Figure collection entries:
::::::

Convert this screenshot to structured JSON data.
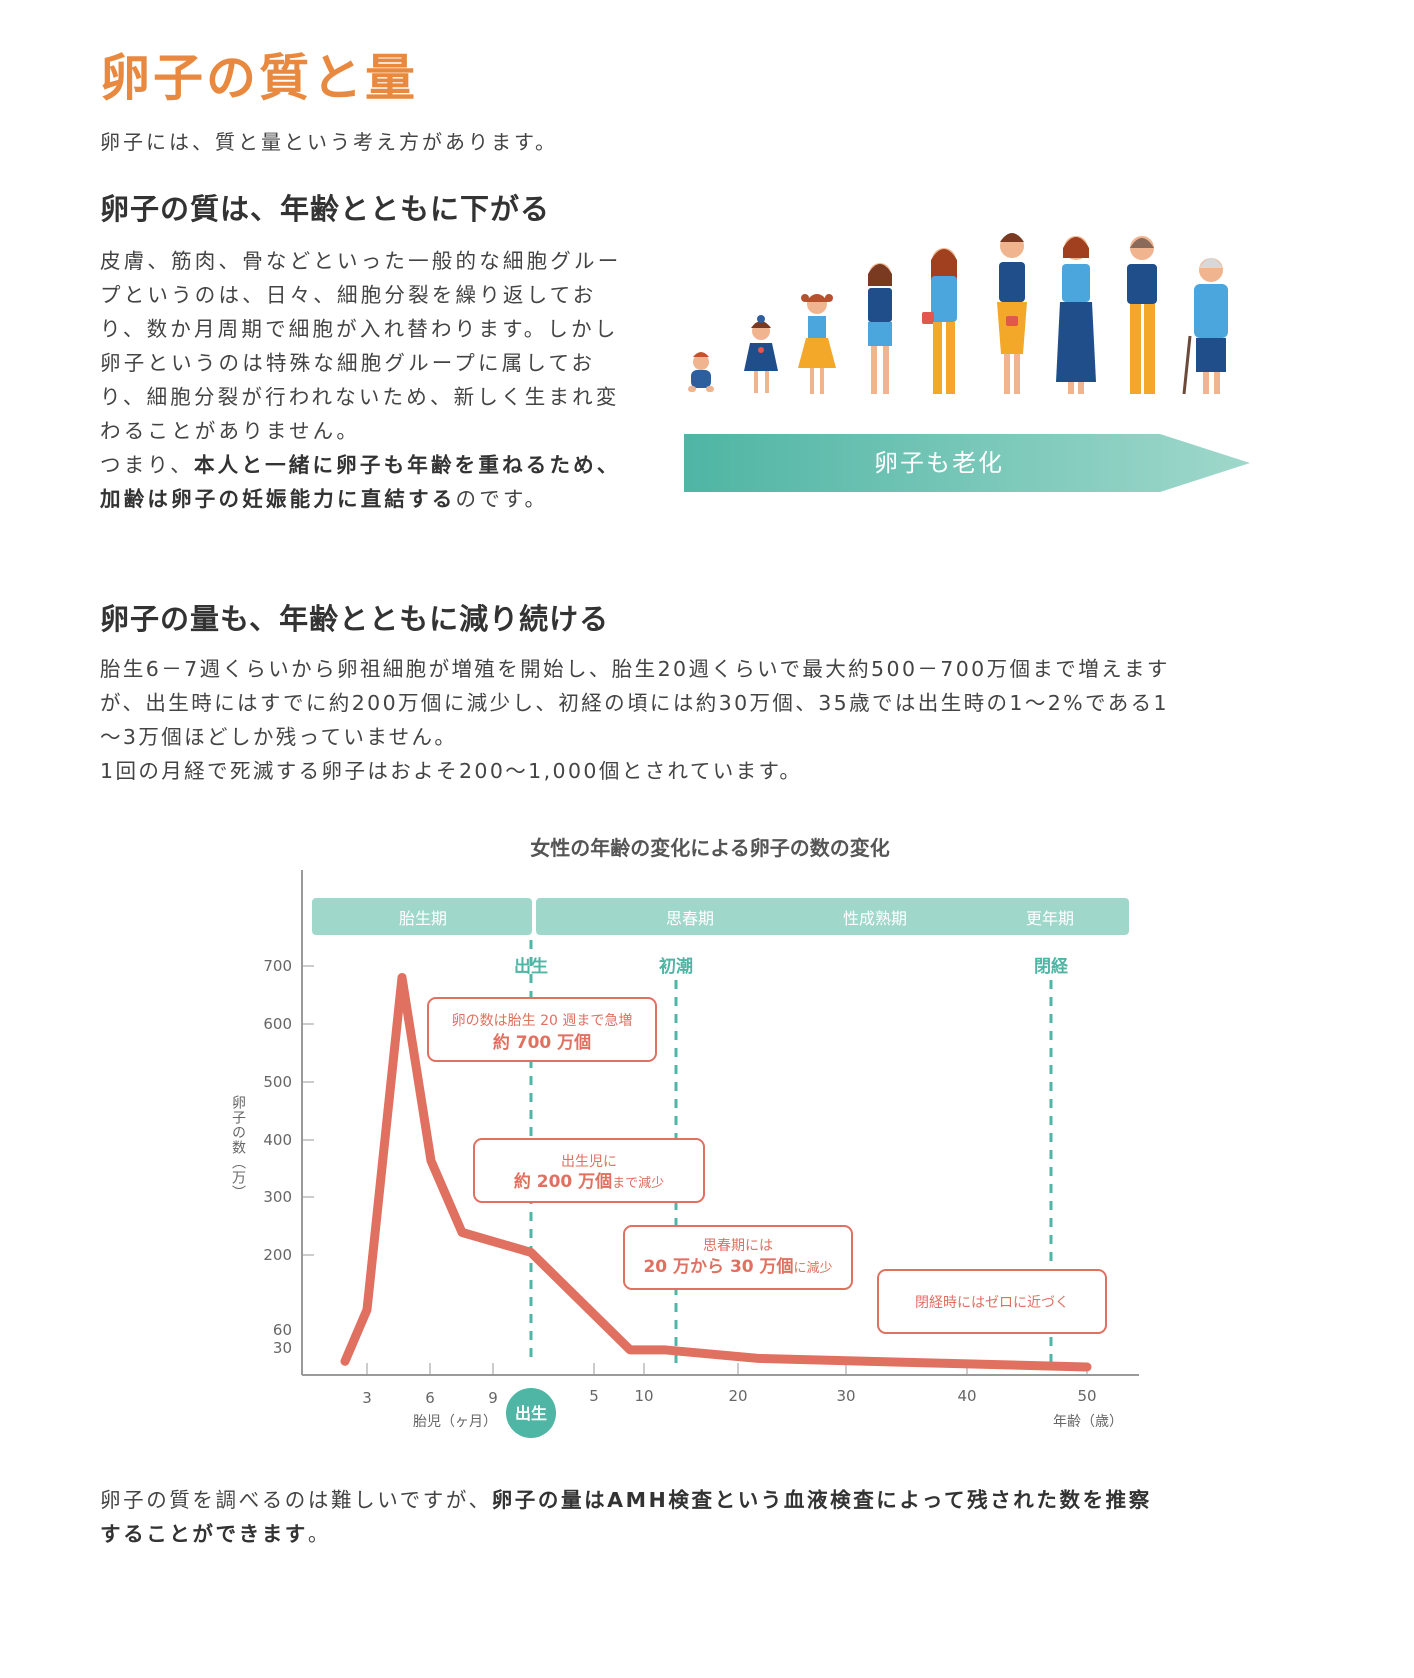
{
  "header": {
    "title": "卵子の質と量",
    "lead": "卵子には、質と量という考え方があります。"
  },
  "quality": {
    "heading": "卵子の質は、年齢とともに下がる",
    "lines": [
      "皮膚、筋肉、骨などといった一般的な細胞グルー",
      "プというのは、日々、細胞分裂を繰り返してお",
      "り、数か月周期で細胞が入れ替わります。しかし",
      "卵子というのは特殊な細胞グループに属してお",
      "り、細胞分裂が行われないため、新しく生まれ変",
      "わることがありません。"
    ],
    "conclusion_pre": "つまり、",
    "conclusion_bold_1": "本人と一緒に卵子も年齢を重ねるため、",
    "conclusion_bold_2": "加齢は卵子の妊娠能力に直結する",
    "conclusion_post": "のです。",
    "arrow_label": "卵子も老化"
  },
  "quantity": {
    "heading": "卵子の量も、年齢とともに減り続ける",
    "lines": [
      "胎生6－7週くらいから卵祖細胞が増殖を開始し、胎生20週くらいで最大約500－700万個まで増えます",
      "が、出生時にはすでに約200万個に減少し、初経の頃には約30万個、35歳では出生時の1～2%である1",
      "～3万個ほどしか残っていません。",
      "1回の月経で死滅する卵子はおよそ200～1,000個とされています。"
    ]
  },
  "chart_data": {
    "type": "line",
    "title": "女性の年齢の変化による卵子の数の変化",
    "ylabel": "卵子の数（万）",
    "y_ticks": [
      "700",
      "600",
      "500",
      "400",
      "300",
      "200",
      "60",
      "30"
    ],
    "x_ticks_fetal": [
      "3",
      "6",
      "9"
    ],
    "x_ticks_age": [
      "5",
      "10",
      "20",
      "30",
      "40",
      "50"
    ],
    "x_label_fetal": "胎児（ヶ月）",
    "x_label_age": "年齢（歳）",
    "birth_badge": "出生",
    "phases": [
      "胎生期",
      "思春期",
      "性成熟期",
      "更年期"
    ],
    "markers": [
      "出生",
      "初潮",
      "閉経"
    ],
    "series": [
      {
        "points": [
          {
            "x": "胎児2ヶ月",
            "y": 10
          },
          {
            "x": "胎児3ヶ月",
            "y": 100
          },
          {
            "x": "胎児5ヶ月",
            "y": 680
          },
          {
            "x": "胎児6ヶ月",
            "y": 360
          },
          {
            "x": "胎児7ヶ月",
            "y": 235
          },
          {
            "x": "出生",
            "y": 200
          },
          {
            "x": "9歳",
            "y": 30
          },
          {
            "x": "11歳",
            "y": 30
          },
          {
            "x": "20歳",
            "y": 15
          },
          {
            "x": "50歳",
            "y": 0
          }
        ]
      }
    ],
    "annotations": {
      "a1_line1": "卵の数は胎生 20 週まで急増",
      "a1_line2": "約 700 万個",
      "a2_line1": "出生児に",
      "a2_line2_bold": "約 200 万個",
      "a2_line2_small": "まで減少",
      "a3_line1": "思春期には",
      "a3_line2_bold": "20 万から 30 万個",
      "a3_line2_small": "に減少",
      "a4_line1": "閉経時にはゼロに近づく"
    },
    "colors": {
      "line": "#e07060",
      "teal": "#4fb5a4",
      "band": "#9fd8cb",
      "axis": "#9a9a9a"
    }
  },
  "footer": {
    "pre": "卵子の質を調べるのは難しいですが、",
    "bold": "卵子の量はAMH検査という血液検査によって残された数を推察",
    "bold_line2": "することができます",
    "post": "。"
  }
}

::::::

§ EXERCISE AIM:
Return the listing above unchanged, apart from dropping its pictures.

§ THE COMPLETED TASK:
Convert this screenshot to structured JSON data.
{
  "header": {
    "title": "卵子の質と量",
    "lead": "卵子には、質と量という考え方があります。"
  },
  "quality": {
    "heading": "卵子の質は、年齢とともに下がる",
    "lines": [
      "皮膚、筋肉、骨などといった一般的な細胞グルー",
      "プというのは、日々、細胞分裂を繰り返してお",
      "り、数か月周期で細胞が入れ替わります。しかし",
      "卵子というのは特殊な細胞グループに属してお",
      "り、細胞分裂が行われないため、新しく生まれ変",
      "わることがありません。"
    ],
    "conclusion_pre": "つまり、",
    "conclusion_bold_1": "本人と一緒に卵子も年齢を重ねるため、",
    "conclusion_bold_2": "加齢は卵子の妊娠能力に直結する",
    "conclusion_post": "のです。",
    "arrow_label": "卵子も老化"
  },
  "quantity": {
    "heading": "卵子の量も、年齢とともに減り続ける",
    "lines": [
      "胎生6－7週くらいから卵祖細胞が増殖を開始し、胎生20週くらいで最大約500－700万個まで増えます",
      "が、出生時にはすでに約200万個に減少し、初経の頃には約30万個、35歳では出生時の1～2%である1",
      "～3万個ほどしか残っていません。",
      "1回の月経で死滅する卵子はおよそ200～1,000個とされています。"
    ]
  },
  "chart_data": {
    "type": "line",
    "title": "女性の年齢の変化による卵子の数の変化",
    "ylabel": "卵子の数（万）",
    "y_ticks": [
      "700",
      "600",
      "500",
      "400",
      "300",
      "200",
      "60",
      "30"
    ],
    "x_ticks_fetal": [
      "3",
      "6",
      "9"
    ],
    "x_ticks_age": [
      "5",
      "10",
      "20",
      "30",
      "40",
      "50"
    ],
    "x_label_fetal": "胎児（ヶ月）",
    "x_label_age": "年齢（歳）",
    "birth_badge": "出生",
    "phases": [
      "胎生期",
      "思春期",
      "性成熟期",
      "更年期"
    ],
    "markers": [
      "出生",
      "初潮",
      "閉経"
    ],
    "series": [
      {
        "points": [
          {
            "x": "胎児2ヶ月",
            "y": 10
          },
          {
            "x": "胎児3ヶ月",
            "y": 100
          },
          {
            "x": "胎児5ヶ月",
            "y": 680
          },
          {
            "x": "胎児6ヶ月",
            "y": 360
          },
          {
            "x": "胎児7ヶ月",
            "y": 235
          },
          {
            "x": "出生",
            "y": 200
          },
          {
            "x": "9歳",
            "y": 30
          },
          {
            "x": "11歳",
            "y": 30
          },
          {
            "x": "20歳",
            "y": 15
          },
          {
            "x": "50歳",
            "y": 0
          }
        ]
      }
    ],
    "annotations": {
      "a1_line1": "卵の数は胎生 20 週まで急増",
      "a1_line2": "約 700 万個",
      "a2_line1": "出生児に",
      "a2_line2_bold": "約 200 万個",
      "a2_line2_small": "まで減少",
      "a3_line1": "思春期には",
      "a3_line2_bold": "20 万から 30 万個",
      "a3_line2_small": "に減少",
      "a4_line1": "閉経時にはゼロに近づく"
    },
    "colors": {
      "line": "#e07060",
      "teal": "#4fb5a4",
      "band": "#9fd8cb",
      "axis": "#9a9a9a"
    }
  },
  "footer": {
    "pre": "卵子の質を調べるのは難しいですが、",
    "bold": "卵子の量はAMH検査という血液検査によって残された数を推察",
    "bold_line2": "することができます",
    "post": "。"
  }
}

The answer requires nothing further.